• _Task prompt_
Look through the entries below and count the lines with the word "Portuguese" in them; give only the number.

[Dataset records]
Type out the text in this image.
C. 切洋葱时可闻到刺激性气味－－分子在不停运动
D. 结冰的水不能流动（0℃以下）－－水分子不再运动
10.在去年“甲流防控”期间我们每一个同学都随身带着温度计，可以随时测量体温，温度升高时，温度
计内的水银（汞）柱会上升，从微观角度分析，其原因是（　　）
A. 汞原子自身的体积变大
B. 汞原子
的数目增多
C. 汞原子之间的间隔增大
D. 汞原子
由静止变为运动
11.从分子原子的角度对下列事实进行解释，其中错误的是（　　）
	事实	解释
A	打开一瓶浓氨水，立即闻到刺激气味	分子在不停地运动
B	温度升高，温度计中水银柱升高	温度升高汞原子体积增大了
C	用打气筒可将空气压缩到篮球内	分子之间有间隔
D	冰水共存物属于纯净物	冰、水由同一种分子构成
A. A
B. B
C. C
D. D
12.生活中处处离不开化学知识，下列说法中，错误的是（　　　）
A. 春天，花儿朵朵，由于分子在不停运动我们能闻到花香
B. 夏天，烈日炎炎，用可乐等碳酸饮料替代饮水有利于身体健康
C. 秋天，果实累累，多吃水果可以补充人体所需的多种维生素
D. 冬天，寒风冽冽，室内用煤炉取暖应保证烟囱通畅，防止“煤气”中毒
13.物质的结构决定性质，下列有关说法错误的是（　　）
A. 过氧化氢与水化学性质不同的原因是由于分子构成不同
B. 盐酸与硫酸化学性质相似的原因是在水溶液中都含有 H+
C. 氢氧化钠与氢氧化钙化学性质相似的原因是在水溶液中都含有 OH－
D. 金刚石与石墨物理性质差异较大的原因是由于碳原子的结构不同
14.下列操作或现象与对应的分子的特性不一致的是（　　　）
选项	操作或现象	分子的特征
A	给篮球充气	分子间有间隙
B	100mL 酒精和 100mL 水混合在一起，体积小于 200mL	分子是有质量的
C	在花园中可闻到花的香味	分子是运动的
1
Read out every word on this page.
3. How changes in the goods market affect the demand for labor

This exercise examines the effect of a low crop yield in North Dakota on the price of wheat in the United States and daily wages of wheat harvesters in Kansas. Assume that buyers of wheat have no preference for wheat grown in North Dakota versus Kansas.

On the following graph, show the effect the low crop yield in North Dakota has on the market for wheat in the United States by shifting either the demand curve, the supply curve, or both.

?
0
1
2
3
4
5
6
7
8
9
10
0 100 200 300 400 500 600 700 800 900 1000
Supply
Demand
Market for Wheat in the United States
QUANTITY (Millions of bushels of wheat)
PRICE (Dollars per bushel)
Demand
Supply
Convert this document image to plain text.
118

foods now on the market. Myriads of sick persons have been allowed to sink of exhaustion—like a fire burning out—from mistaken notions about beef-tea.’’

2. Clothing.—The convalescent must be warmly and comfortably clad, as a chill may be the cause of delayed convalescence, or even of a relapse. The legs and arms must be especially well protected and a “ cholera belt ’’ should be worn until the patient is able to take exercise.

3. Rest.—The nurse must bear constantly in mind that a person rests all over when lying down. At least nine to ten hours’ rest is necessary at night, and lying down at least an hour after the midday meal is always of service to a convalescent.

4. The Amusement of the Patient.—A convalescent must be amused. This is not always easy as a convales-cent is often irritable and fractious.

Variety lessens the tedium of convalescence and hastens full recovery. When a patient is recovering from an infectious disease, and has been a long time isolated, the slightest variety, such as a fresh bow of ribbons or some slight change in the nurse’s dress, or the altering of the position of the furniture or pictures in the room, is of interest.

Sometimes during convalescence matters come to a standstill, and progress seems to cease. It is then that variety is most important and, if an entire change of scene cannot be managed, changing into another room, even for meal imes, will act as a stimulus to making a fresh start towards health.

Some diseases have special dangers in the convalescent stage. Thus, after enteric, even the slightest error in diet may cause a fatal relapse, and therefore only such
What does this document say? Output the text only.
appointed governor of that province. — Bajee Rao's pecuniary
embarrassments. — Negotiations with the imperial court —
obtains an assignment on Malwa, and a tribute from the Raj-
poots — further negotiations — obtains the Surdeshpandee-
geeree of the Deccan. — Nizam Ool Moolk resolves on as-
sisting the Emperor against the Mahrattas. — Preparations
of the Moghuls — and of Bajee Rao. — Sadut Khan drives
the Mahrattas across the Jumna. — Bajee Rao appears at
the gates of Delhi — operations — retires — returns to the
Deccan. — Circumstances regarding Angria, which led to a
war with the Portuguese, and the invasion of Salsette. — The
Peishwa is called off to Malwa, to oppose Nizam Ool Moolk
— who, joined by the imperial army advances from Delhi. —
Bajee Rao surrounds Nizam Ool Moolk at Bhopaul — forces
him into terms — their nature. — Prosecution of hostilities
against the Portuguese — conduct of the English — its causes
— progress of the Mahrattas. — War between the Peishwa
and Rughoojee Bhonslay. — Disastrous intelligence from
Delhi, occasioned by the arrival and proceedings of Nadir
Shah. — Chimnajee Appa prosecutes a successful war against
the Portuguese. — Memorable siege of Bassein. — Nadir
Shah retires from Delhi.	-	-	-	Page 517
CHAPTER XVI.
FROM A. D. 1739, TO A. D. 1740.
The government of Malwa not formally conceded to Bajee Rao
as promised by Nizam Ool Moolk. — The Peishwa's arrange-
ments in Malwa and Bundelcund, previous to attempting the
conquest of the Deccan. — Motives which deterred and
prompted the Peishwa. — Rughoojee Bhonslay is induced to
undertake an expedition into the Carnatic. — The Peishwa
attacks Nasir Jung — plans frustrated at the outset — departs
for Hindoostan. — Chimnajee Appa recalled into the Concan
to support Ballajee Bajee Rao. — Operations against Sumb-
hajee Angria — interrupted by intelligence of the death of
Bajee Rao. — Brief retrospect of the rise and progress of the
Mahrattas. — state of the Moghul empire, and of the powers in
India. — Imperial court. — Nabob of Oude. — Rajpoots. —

• _Solution for this task_
3